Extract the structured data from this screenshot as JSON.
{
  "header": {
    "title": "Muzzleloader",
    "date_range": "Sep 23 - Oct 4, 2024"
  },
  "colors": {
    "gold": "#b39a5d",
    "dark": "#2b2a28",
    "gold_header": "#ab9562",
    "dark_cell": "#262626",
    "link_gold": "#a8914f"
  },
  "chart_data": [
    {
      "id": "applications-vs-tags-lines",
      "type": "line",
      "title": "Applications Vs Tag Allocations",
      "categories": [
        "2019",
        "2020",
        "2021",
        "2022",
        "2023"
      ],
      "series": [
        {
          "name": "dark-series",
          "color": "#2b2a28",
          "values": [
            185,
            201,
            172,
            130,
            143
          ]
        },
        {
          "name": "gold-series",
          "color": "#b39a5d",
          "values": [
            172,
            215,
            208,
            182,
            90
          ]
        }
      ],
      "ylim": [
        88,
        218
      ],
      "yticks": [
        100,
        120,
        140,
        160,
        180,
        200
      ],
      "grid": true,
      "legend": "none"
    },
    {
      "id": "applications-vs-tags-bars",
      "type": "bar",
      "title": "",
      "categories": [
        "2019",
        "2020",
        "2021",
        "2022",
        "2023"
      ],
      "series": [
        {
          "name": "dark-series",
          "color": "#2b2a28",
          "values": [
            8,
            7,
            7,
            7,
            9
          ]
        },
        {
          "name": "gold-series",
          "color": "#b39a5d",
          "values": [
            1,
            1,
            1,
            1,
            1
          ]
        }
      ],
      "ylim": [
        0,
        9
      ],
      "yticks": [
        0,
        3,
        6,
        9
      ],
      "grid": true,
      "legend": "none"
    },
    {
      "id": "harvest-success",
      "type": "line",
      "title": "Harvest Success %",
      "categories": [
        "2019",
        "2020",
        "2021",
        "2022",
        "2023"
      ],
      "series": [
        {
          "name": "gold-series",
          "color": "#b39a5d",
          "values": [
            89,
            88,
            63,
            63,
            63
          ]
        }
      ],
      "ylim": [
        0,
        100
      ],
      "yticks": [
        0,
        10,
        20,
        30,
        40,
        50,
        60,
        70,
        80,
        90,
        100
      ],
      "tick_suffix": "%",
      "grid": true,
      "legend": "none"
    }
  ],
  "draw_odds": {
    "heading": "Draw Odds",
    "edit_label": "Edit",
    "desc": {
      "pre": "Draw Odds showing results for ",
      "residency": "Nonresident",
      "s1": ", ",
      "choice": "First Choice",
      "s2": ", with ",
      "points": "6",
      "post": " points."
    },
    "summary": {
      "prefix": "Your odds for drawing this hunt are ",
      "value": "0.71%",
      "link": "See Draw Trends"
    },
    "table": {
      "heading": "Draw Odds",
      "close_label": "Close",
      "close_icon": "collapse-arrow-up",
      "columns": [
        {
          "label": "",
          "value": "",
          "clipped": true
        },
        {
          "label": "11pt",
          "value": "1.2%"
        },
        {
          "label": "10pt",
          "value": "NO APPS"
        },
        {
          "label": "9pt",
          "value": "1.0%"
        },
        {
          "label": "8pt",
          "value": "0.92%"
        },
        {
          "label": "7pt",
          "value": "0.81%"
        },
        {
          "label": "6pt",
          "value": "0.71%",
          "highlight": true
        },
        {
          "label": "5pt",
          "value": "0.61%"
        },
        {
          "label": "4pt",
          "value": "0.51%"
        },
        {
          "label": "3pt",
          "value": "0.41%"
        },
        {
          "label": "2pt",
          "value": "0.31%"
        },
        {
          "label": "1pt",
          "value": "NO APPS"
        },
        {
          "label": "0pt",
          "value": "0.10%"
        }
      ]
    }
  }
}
§
◆ Instruction:
Retype the material in full. Each word must match.

◆ Problem solution:
Extract the structured data from this screenshot as JSON.
{
  "header": {
    "title": "Muzzleloader",
    "date_range": "Sep 23 - Oct 4, 2024"
  },
  "colors": {
    "gold": "#b39a5d",
    "dark": "#2b2a28",
    "gold_header": "#ab9562",
    "dark_cell": "#262626",
    "link_gold": "#a8914f"
  },
  "chart_data": [
    {
      "id": "applications-vs-tags-lines",
      "type": "line",
      "title": "Applications Vs Tag Allocations",
      "categories": [
        "2019",
        "2020",
        "2021",
        "2022",
        "2023"
      ],
      "series": [
        {
          "name": "dark-series",
          "color": "#2b2a28",
          "values": [
            185,
            201,
            172,
            130,
            143
          ]
        },
        {
          "name": "gold-series",
          "color": "#b39a5d",
          "values": [
            172,
            215,
            208,
            182,
            90
          ]
        }
      ],
      "ylim": [
        88,
        218
      ],
      "yticks": [
        100,
        120,
        140,
        160,
        180,
        200
      ],
      "grid": true,
      "legend": "none"
    },
    {
      "id": "applications-vs-tags-bars",
      "type": "bar",
      "title": "",
      "categories": [
        "2019",
        "2020",
        "2021",
        "2022",
        "2023"
      ],
      "series": [
        {
          "name": "dark-series",
          "color": "#2b2a28",
          "values": [
            8,
            7,
            7,
            7,
            9
          ]
        },
        {
          "name": "gold-series",
          "color": "#b39a5d",
          "values": [
            1,
            1,
            1,
            1,
            1
          ]
        }
      ],
      "ylim": [
        0,
        9
      ],
      "yticks": [
        0,
        3,
        6,
        9
      ],
      "grid": true,
      "legend": "none"
    },
    {
      "id": "harvest-success",
      "type": "line",
      "title": "Harvest Success %",
      "categories": [
        "2019",
        "2020",
        "2021",
        "2022",
        "2023"
      ],
      "series": [
        {
          "name": "gold-series",
          "color": "#b39a5d",
          "values": [
            89,
            88,
            63,
            63,
            63
          ]
        }
      ],
      "ylim": [
        0,
        100
      ],
      "yticks": [
        0,
        10,
        20,
        30,
        40,
        50,
        60,
        70,
        80,
        90,
        100
      ],
      "tick_suffix": "%",
      "grid": true,
      "legend": "none"
    }
  ],
  "draw_odds": {
    "heading": "Draw Odds",
    "edit_label": "Edit",
    "desc": {
      "pre": "Draw Odds showing results for ",
      "residency": "Nonresident",
      "s1": ", ",
      "choice": "First Choice",
      "s2": ", with ",
      "points": "6",
      "post": " points."
    },
    "summary": {
      "prefix": "Your odds for drawing this hunt are ",
      "value": "0.71%",
      "link": "See Draw Trends"
    },
    "table": {
      "heading": "Draw Odds",
      "close_label": "Close",
      "close_icon": "collapse-arrow-up",
      "columns": [
        {
          "label": "",
          "value": "",
          "clipped": true
        },
        {
          "label": "11pt",
          "value": "1.2%"
        },
        {
          "label": "10pt",
          "value": "NO APPS"
        },
        {
          "label": "9pt",
          "value": "1.0%"
        },
        {
          "label": "8pt",
          "value": "0.92%"
        },
        {
          "label": "7pt",
          "value": "0.81%"
        },
        {
          "label": "6pt",
          "value": "0.71%",
          "highlight": true
        },
        {
          "label": "5pt",
          "value": "0.61%"
        },
        {
          "label": "4pt",
          "value": "0.51%"
        },
        {
          "label": "3pt",
          "value": "0.41%"
        },
        {
          "label": "2pt",
          "value": "0.31%"
        },
        {
          "label": "1pt",
          "value": "NO APPS"
        },
        {
          "label": "0pt",
          "value": "0.10%"
        }
      ]
    }
  }
}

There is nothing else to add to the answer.